▸ Task to carry out
Filter the entries that follow, copying every line in which the word "value" appears.

+++

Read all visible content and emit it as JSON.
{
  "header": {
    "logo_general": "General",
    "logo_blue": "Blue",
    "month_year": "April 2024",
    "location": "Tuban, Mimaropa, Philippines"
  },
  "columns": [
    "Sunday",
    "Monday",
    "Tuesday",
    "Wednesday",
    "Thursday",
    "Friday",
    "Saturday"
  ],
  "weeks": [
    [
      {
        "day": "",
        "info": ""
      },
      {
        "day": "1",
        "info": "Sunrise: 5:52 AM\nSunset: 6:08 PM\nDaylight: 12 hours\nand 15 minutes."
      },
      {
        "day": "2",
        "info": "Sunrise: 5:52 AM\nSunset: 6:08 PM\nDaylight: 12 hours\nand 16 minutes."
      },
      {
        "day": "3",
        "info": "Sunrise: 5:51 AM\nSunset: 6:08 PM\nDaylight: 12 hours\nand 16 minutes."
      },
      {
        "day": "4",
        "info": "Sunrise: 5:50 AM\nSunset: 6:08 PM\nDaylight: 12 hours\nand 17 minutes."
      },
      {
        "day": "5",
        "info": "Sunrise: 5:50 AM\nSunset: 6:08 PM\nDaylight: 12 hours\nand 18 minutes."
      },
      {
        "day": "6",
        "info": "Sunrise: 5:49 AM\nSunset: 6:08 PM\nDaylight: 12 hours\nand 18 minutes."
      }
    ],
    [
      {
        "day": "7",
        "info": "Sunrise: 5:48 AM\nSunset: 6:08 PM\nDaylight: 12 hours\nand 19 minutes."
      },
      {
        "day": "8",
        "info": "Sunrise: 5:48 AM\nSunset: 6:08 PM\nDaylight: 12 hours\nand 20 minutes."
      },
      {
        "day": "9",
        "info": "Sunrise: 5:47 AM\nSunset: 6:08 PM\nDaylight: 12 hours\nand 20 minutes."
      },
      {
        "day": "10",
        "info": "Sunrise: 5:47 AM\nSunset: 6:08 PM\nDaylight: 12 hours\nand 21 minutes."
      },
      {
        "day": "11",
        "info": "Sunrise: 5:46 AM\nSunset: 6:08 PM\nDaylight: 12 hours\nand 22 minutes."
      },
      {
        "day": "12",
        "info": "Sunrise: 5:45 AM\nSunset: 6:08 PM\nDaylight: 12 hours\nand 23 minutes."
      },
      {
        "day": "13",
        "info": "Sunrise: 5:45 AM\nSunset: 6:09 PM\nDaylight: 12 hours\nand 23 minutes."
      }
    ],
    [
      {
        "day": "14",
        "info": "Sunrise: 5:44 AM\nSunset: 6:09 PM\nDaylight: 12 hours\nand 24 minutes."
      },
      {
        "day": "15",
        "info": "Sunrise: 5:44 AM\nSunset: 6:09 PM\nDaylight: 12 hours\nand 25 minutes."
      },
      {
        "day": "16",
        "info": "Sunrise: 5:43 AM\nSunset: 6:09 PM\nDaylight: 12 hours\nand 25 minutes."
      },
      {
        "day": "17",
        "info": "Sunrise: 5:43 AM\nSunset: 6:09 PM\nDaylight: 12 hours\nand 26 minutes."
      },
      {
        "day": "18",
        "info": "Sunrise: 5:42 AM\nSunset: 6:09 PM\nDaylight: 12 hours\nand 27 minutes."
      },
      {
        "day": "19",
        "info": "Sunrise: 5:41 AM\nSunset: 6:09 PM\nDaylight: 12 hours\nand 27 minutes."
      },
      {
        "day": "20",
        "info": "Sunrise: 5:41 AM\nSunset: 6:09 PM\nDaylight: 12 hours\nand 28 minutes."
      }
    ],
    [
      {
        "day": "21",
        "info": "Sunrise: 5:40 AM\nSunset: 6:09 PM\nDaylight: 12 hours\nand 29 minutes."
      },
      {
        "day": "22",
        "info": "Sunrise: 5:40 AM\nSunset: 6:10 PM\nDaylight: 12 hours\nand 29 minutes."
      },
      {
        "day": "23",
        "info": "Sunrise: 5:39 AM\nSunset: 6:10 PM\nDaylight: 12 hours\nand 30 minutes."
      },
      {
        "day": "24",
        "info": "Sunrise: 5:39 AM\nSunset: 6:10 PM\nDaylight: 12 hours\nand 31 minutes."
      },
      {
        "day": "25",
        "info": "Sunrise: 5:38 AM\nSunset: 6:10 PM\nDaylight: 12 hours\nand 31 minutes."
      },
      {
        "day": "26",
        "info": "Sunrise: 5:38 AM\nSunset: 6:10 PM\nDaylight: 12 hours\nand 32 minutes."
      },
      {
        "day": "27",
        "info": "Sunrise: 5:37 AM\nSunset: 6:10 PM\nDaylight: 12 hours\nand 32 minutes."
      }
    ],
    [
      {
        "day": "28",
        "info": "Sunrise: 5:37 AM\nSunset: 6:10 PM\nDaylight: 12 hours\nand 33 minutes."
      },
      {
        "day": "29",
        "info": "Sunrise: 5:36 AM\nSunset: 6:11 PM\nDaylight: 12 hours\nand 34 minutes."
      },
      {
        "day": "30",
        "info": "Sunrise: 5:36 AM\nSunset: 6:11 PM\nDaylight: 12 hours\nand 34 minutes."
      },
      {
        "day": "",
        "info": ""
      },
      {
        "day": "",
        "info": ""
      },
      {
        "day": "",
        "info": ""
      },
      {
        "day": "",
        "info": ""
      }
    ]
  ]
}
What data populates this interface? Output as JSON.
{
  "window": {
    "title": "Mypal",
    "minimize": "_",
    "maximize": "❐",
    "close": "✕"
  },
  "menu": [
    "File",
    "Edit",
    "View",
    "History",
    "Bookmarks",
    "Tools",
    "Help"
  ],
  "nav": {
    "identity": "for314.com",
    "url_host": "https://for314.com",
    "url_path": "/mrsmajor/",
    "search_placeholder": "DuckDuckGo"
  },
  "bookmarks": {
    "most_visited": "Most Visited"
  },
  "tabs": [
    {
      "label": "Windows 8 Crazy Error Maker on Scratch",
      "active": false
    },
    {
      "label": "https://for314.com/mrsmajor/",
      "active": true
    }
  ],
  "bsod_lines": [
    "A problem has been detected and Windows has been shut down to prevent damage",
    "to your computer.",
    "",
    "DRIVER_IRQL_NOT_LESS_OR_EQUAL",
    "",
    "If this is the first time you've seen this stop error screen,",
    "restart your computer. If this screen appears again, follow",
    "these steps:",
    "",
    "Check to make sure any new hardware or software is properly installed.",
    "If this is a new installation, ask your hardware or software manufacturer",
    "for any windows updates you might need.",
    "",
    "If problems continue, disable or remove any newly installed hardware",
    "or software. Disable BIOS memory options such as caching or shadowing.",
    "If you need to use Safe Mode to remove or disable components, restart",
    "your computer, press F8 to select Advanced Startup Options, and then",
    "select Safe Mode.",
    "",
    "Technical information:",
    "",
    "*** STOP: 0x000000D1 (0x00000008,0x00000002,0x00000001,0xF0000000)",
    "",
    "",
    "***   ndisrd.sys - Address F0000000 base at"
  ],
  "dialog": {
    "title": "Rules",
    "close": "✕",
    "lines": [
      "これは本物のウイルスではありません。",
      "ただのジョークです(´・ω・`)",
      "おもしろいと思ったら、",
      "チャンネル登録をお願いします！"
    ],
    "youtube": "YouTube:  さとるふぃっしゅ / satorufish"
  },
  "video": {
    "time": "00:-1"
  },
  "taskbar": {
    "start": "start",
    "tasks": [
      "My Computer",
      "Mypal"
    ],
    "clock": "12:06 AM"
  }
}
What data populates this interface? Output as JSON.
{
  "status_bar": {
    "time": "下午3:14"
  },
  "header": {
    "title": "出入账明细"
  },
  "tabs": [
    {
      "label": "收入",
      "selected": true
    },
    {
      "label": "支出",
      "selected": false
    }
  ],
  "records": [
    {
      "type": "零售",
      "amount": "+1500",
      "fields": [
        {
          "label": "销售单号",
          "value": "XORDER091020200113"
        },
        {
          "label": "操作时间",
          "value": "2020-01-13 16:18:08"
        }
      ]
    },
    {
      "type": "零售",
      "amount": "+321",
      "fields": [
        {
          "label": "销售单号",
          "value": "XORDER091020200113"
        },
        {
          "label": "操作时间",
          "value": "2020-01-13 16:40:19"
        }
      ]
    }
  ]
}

+++

▸ The output
          "value": "XORDER091020200113"
          "value": "2020-01-13 16:18:08"
          "value": "XORDER091020200113"
          "value": "2020-01-13 16:40:19"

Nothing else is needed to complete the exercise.